# Start of Data entries

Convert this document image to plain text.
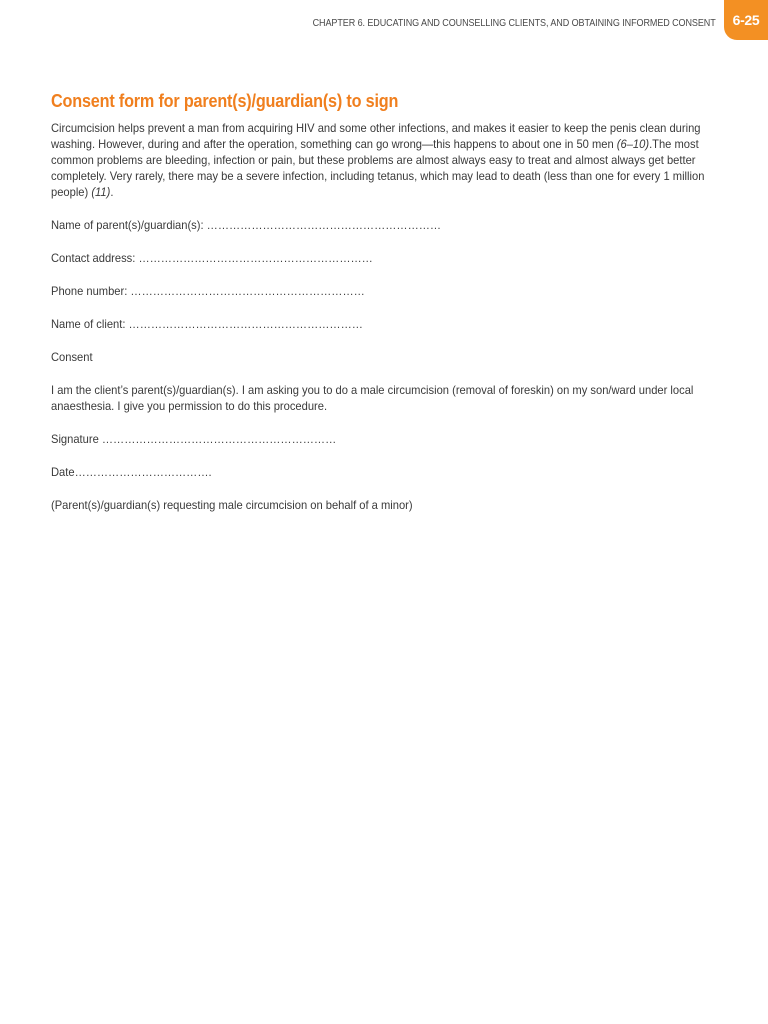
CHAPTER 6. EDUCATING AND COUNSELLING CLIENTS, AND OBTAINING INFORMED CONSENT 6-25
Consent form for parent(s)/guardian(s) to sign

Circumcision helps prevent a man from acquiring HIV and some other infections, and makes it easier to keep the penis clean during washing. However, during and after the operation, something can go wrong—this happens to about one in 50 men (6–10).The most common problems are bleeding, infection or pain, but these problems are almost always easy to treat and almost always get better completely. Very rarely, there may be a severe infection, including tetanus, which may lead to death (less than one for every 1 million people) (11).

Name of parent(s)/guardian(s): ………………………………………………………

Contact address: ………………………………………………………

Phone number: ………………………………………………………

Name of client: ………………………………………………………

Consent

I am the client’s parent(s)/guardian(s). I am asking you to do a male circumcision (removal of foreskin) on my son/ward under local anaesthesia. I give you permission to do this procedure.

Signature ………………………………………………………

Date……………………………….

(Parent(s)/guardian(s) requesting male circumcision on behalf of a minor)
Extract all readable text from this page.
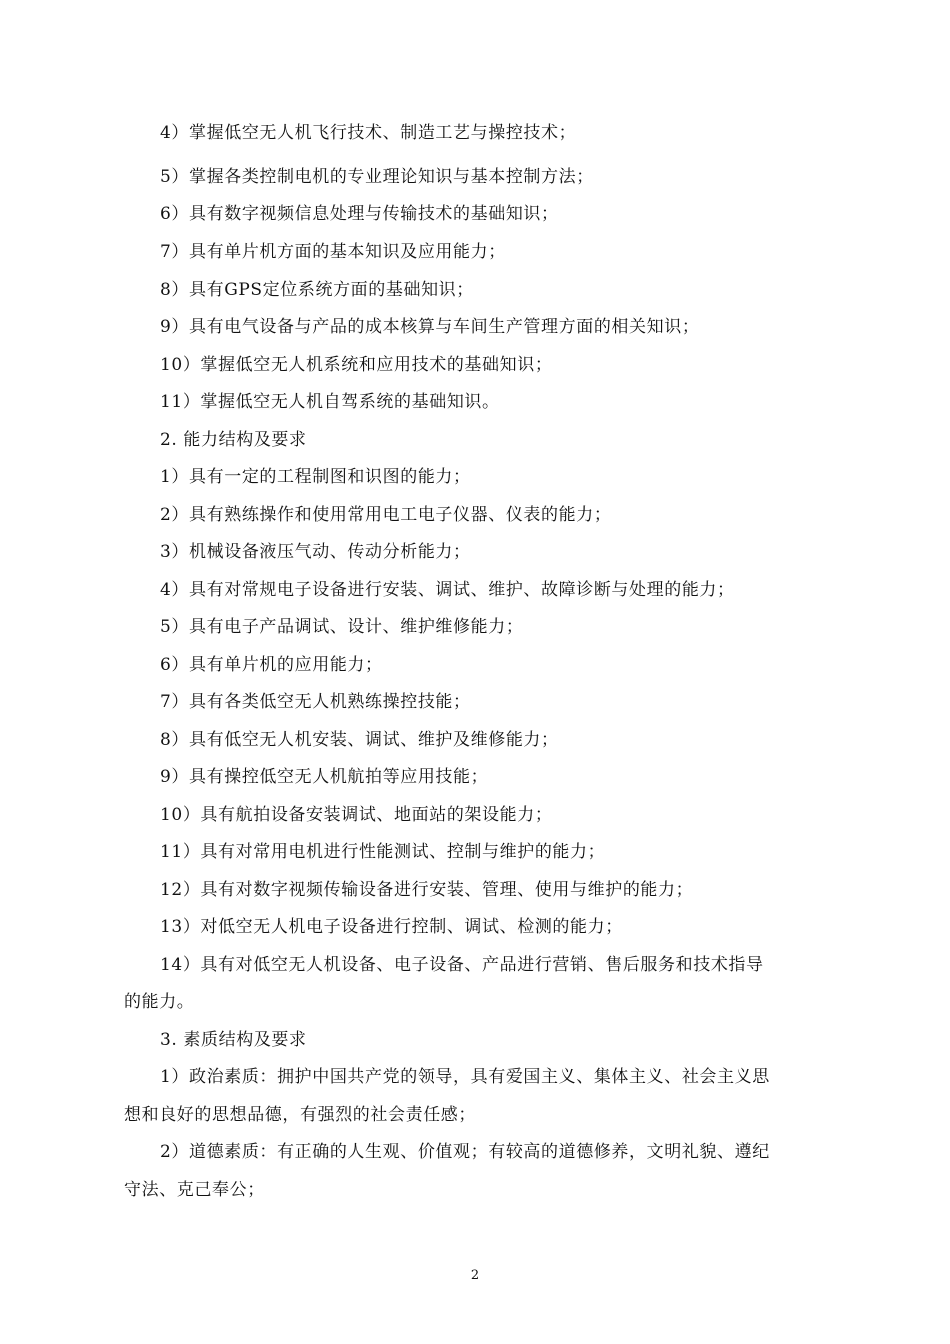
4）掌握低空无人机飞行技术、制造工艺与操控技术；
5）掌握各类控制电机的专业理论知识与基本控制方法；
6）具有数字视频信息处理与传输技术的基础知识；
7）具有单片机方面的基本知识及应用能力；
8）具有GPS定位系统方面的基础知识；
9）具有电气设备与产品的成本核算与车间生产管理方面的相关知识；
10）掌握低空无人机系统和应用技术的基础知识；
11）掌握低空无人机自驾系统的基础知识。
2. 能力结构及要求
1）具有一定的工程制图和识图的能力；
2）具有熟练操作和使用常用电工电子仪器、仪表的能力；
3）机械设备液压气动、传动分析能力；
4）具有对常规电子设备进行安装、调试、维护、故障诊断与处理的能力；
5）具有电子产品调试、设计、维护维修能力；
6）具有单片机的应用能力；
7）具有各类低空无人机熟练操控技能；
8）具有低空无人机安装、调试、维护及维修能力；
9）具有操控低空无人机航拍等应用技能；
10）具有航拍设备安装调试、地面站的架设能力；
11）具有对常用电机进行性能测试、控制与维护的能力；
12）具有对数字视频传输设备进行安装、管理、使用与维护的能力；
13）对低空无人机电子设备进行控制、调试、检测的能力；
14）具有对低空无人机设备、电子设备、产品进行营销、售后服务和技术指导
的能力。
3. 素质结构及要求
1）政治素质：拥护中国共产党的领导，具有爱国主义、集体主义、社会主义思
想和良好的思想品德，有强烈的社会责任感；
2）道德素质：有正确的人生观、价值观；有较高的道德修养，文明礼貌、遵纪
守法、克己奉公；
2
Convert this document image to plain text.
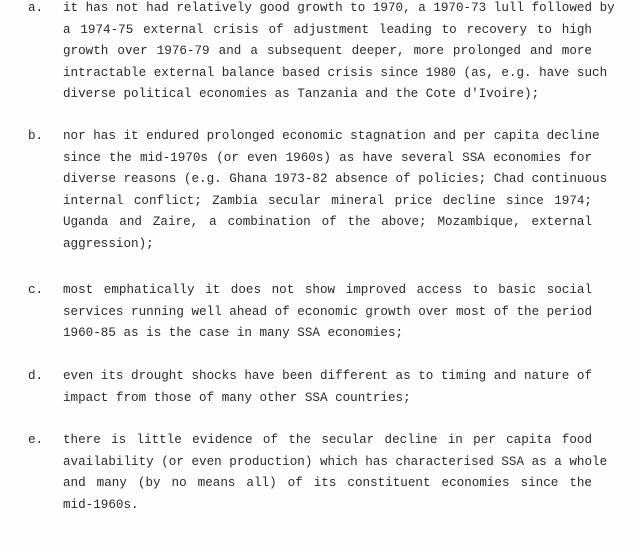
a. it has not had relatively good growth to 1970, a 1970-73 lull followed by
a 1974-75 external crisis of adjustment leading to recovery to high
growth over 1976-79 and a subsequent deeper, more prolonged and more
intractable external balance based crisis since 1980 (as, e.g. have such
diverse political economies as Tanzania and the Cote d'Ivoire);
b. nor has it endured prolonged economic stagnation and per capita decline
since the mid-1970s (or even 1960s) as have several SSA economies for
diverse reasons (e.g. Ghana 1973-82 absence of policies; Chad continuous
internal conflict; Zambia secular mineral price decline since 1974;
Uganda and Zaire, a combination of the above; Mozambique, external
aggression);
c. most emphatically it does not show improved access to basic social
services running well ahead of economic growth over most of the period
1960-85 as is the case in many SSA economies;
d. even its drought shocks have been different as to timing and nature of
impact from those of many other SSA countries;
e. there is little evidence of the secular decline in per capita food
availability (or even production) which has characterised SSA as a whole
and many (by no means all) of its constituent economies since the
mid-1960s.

# End of Data entries

What is asked
Reproduce each line holding the word "many".

Solution to the problem
1960-85 as is the case in many SSA economies;
impact from those of many other SSA countries;
and many (by no means all) of its constituent economies since the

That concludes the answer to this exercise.